TASK TO CARRY OUT → Where a line holds "hours", copy it.

══════════

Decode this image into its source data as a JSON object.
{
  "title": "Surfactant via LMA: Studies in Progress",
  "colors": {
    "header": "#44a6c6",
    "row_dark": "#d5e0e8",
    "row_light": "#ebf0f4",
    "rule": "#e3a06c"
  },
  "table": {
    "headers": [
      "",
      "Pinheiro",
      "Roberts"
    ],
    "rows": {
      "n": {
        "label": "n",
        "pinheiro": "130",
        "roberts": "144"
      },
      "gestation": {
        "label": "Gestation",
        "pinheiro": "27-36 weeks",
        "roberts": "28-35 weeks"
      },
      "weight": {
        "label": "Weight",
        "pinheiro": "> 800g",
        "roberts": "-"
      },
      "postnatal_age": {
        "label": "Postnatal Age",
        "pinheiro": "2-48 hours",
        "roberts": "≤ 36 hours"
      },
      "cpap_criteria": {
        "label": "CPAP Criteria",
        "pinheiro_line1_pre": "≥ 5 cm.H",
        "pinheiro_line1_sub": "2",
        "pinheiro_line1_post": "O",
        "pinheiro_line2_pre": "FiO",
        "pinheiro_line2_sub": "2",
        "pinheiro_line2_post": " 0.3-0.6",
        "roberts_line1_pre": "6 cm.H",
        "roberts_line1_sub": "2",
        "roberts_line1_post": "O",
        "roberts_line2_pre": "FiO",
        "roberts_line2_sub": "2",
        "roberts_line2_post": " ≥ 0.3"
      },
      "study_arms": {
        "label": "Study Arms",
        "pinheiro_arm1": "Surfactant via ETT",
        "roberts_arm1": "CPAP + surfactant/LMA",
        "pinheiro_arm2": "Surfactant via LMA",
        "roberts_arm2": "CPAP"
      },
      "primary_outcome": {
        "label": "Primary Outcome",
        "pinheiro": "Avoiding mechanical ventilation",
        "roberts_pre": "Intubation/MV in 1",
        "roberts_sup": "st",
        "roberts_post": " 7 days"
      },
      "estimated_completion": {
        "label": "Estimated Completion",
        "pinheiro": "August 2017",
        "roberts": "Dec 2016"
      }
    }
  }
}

══════════

THE COMPLETED TASK →
        "pinheiro": "2-48 hours",
        "roberts": "≤ 36 hours"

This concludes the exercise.